* _THE TASK_: Retype the material below. Keep every word exactly as it is.

· · · ·

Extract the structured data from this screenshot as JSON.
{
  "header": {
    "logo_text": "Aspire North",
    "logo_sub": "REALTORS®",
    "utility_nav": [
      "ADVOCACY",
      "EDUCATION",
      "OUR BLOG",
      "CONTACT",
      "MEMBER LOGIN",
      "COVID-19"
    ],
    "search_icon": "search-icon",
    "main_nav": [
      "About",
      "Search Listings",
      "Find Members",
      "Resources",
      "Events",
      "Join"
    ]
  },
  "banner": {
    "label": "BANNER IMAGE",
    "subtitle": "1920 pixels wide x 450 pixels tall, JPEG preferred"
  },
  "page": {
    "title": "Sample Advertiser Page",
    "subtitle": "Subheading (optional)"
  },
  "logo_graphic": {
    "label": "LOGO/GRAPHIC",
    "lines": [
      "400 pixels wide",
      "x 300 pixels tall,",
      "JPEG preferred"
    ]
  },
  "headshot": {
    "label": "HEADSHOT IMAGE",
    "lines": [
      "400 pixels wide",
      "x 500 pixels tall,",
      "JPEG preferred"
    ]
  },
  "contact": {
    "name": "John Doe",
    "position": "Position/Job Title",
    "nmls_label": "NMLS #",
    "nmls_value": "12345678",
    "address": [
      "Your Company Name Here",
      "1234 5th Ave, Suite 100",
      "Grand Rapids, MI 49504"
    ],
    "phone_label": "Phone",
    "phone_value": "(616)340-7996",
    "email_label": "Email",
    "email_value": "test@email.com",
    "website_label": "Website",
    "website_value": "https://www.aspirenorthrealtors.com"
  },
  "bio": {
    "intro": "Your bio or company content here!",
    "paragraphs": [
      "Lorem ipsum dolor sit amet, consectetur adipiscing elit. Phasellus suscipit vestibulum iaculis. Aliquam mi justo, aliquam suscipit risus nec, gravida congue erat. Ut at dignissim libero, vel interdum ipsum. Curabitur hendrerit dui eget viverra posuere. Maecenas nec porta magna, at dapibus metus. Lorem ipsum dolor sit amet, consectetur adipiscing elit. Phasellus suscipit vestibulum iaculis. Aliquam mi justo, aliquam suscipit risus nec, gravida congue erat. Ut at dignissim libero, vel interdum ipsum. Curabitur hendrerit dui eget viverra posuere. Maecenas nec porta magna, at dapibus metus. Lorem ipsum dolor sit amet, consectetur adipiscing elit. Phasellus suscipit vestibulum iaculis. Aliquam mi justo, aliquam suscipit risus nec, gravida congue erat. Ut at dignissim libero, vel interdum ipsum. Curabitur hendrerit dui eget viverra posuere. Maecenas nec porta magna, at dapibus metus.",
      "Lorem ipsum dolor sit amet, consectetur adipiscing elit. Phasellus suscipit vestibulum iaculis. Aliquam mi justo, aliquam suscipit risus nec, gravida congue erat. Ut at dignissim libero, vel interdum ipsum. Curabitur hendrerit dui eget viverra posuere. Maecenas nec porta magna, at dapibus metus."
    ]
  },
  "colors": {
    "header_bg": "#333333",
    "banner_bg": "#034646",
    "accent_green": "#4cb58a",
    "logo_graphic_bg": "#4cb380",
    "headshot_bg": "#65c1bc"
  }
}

· · · ·

* _OUTPUT FOR THIS TASK_:
Extract the structured data from this screenshot as JSON.
{
  "header": {
    "logo_text": "Aspire North",
    "logo_sub": "REALTORS®",
    "utility_nav": [
      "ADVOCACY",
      "EDUCATION",
      "OUR BLOG",
      "CONTACT",
      "MEMBER LOGIN",
      "COVID-19"
    ],
    "search_icon": "search-icon",
    "main_nav": [
      "About",
      "Search Listings",
      "Find Members",
      "Resources",
      "Events",
      "Join"
    ]
  },
  "banner": {
    "label": "BANNER IMAGE",
    "subtitle": "1920 pixels wide x 450 pixels tall, JPEG preferred"
  },
  "page": {
    "title": "Sample Advertiser Page",
    "subtitle": "Subheading (optional)"
  },
  "logo_graphic": {
    "label": "LOGO/GRAPHIC",
    "lines": [
      "400 pixels wide",
      "x 300 pixels tall,",
      "JPEG preferred"
    ]
  },
  "headshot": {
    "label": "HEADSHOT IMAGE",
    "lines": [
      "400 pixels wide",
      "x 500 pixels tall,",
      "JPEG preferred"
    ]
  },
  "contact": {
    "name": "John Doe",
    "position": "Position/Job Title",
    "nmls_label": "NMLS #",
    "nmls_value": "12345678",
    "address": [
      "Your Company Name Here",
      "1234 5th Ave, Suite 100",
      "Grand Rapids, MI 49504"
    ],
    "phone_label": "Phone",
    "phone_value": "(616)340-7996",
    "email_label": "Email",
    "email_value": "test@email.com",
    "website_label": "Website",
    "website_value": "https://www.aspirenorthrealtors.com"
  },
  "bio": {
    "intro": "Your bio or company content here!",
    "paragraphs": [
      "Lorem ipsum dolor sit amet, consectetur adipiscing elit. Phasellus suscipit vestibulum iaculis. Aliquam mi justo, aliquam suscipit risus nec, gravida congue erat. Ut at dignissim libero, vel interdum ipsum. Curabitur hendrerit dui eget viverra posuere. Maecenas nec porta magna, at dapibus metus. Lorem ipsum dolor sit amet, consectetur adipiscing elit. Phasellus suscipit vestibulum iaculis. Aliquam mi justo, aliquam suscipit risus nec, gravida congue erat. Ut at dignissim libero, vel interdum ipsum. Curabitur hendrerit dui eget viverra posuere. Maecenas nec porta magna, at dapibus metus. Lorem ipsum dolor sit amet, consectetur adipiscing elit. Phasellus suscipit vestibulum iaculis. Aliquam mi justo, aliquam suscipit risus nec, gravida congue erat. Ut at dignissim libero, vel interdum ipsum. Curabitur hendrerit dui eget viverra posuere. Maecenas nec porta magna, at dapibus metus.",
      "Lorem ipsum dolor sit amet, consectetur adipiscing elit. Phasellus suscipit vestibulum iaculis. Aliquam mi justo, aliquam suscipit risus nec, gravida congue erat. Ut at dignissim libero, vel interdum ipsum. Curabitur hendrerit dui eget viverra posuere. Maecenas nec porta magna, at dapibus metus."
    ]
  },
  "colors": {
    "header_bg": "#333333",
    "banner_bg": "#034646",
    "accent_green": "#4cb58a",
    "logo_graphic_bg": "#4cb380",
    "headshot_bg": "#65c1bc"
  }
}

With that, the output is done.